[Element region listings]
= = = = =

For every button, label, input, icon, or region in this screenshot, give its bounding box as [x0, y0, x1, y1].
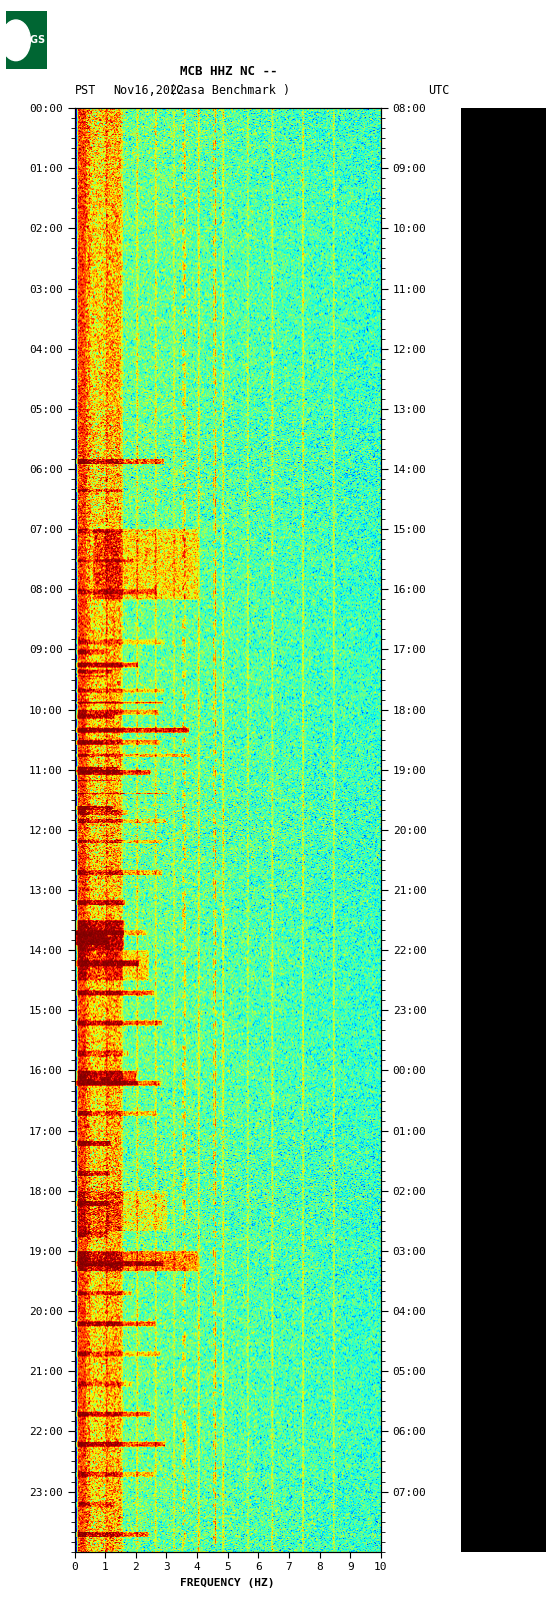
Text: Nov16,2022: Nov16,2022: [113, 84, 184, 97]
X-axis label: FREQUENCY (HZ): FREQUENCY (HZ): [181, 1578, 275, 1587]
Text: PST: PST: [75, 84, 96, 97]
Text: UTC: UTC: [428, 84, 449, 97]
Text: MCB HHZ NC --: MCB HHZ NC --: [181, 65, 278, 77]
Text: USGS: USGS: [15, 35, 45, 45]
Circle shape: [2, 19, 30, 61]
Text: (Casa Benchmark ): (Casa Benchmark ): [168, 84, 290, 97]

= = = = =

> Challenge
Could you print all of the rows above word for word, leaving out the pictures?

> Solution to the exercise
For every button, label, input, icon, or region in this screenshot, give its bounding box as [x0, y0, x1, y1].
Text: Nov16,2022: Nov16,2022: [113, 84, 184, 97]
X-axis label: FREQUENCY (HZ): FREQUENCY (HZ): [181, 1578, 275, 1587]
Text: PST: PST: [75, 84, 96, 97]
Text: UTC: UTC: [428, 84, 449, 97]
Text: MCB HHZ NC --: MCB HHZ NC --: [181, 65, 278, 77]
Text: USGS: USGS: [15, 35, 45, 45]
Circle shape: [2, 19, 30, 61]
Text: (Casa Benchmark ): (Casa Benchmark ): [168, 84, 290, 97]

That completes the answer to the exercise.